▶ **Exercise prompt**
Using the records that follow, copy every line containing the word "text".

- - - - - - -

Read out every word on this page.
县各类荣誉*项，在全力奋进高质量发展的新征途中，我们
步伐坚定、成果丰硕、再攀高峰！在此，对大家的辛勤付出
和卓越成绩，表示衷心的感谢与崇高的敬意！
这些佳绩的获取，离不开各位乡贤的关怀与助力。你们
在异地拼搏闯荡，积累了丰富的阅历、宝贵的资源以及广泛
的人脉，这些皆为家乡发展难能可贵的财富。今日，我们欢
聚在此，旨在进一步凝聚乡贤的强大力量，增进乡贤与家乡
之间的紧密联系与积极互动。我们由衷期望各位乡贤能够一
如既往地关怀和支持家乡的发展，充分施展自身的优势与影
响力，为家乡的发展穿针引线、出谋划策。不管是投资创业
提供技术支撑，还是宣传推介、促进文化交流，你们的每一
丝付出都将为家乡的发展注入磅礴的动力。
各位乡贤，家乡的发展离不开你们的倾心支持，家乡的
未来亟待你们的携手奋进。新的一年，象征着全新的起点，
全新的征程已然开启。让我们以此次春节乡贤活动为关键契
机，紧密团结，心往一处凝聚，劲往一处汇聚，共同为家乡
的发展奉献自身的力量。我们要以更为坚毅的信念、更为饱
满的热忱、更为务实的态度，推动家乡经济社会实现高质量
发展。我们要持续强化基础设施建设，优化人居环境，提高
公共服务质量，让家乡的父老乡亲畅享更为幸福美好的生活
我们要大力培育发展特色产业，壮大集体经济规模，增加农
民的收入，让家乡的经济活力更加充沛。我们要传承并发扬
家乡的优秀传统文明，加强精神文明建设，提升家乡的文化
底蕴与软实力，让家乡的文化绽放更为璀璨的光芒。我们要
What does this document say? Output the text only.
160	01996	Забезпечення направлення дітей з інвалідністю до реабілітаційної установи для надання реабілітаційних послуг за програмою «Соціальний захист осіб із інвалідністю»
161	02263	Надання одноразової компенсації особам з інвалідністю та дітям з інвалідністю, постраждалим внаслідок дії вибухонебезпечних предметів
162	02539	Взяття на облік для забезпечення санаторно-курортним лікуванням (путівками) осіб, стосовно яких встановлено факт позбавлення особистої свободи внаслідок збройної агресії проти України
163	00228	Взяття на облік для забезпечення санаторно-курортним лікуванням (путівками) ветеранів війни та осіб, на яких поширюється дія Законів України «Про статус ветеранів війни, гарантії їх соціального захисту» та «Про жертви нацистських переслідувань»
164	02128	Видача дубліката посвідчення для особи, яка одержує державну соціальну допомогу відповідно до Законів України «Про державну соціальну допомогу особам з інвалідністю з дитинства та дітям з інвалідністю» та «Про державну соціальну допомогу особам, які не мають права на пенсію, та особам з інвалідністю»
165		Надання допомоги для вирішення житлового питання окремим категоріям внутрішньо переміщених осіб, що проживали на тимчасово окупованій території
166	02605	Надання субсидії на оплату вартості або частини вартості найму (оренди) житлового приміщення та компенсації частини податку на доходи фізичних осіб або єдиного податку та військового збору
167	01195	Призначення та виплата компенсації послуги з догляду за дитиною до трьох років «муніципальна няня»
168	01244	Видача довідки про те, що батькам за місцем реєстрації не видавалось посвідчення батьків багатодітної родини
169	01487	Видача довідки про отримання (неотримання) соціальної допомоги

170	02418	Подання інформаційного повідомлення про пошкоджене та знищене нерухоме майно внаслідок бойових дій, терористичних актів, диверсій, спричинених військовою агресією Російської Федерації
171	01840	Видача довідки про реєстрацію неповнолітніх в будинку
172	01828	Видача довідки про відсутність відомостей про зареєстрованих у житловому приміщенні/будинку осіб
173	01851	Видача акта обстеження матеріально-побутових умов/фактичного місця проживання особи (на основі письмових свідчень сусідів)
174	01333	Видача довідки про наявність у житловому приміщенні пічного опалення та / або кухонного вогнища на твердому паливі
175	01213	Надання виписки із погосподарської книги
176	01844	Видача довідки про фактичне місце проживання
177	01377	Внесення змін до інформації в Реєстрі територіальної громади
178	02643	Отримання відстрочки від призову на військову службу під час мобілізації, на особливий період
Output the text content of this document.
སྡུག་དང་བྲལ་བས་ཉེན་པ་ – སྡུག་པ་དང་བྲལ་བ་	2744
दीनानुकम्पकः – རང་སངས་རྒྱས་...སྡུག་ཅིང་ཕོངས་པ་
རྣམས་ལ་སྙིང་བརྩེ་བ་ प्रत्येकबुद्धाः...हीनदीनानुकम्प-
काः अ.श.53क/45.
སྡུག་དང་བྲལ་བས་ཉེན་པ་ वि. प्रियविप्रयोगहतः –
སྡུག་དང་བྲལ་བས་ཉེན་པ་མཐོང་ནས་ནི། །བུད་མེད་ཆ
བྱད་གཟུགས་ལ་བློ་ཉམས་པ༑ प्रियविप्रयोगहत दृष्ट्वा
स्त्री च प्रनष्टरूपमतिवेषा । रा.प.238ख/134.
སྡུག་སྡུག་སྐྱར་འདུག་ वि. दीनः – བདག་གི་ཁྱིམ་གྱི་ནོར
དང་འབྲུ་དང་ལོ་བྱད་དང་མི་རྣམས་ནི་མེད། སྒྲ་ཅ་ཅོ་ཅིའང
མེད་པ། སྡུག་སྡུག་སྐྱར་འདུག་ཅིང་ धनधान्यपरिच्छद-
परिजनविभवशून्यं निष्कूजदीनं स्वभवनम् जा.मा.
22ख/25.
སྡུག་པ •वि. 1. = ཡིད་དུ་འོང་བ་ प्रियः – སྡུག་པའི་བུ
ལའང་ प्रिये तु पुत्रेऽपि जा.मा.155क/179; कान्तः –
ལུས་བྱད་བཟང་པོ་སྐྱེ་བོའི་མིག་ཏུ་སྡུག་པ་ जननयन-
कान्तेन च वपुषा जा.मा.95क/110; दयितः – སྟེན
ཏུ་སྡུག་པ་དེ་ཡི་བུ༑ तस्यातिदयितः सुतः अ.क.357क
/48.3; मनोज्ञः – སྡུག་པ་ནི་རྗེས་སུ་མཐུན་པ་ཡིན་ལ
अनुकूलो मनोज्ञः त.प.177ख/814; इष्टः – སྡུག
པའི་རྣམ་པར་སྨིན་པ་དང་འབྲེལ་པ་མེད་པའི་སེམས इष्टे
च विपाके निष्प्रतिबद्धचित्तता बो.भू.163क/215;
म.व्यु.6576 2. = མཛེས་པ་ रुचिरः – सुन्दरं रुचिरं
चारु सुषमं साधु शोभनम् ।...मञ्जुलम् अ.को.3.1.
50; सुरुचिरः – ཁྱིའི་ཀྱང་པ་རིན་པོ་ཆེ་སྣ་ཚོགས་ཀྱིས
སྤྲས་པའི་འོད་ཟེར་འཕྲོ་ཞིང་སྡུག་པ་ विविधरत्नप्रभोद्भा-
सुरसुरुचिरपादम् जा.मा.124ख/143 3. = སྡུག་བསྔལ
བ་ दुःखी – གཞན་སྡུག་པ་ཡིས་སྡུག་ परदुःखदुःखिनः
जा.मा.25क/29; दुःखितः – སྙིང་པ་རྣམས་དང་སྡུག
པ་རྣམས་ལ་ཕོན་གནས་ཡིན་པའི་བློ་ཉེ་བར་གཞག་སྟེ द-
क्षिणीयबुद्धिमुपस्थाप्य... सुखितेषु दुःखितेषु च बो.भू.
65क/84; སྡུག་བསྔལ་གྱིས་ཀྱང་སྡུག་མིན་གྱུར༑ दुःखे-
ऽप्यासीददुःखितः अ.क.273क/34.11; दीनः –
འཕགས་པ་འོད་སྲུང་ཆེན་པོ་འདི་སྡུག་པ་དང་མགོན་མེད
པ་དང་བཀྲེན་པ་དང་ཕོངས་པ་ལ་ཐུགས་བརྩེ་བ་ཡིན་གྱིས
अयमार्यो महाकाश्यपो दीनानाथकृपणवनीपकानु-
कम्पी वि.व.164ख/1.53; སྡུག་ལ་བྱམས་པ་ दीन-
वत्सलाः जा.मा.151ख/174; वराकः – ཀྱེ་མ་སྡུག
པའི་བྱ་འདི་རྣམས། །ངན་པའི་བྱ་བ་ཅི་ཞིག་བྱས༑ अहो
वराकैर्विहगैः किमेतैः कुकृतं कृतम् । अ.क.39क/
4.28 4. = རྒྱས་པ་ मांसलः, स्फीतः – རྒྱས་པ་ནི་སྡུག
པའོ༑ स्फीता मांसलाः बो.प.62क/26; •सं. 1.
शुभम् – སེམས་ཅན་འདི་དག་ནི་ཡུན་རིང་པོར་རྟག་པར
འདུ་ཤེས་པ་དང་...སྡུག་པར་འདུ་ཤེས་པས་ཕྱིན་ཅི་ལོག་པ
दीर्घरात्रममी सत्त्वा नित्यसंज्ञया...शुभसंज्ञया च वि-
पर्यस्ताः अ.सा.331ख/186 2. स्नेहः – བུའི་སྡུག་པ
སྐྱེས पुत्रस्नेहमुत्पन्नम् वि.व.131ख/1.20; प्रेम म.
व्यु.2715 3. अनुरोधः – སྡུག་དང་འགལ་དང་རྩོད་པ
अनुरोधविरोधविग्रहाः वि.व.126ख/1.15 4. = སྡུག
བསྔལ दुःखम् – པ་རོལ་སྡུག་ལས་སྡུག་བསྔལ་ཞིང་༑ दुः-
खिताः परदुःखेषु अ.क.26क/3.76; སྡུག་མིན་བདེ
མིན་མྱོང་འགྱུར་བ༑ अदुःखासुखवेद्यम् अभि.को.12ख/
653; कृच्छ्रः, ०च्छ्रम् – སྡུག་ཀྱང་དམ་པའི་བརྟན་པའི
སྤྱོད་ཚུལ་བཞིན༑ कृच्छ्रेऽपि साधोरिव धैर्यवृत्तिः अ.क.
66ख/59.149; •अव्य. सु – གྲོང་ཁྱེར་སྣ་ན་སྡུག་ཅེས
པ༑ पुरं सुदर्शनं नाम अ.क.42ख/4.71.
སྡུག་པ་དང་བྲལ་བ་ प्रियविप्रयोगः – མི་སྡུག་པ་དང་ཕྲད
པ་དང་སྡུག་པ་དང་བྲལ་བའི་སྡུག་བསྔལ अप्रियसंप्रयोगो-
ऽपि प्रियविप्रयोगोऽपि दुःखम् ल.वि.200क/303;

- - - - - - -

▶ **Result of the task**
What does this document say? Output the text only.
Output the text content of this document.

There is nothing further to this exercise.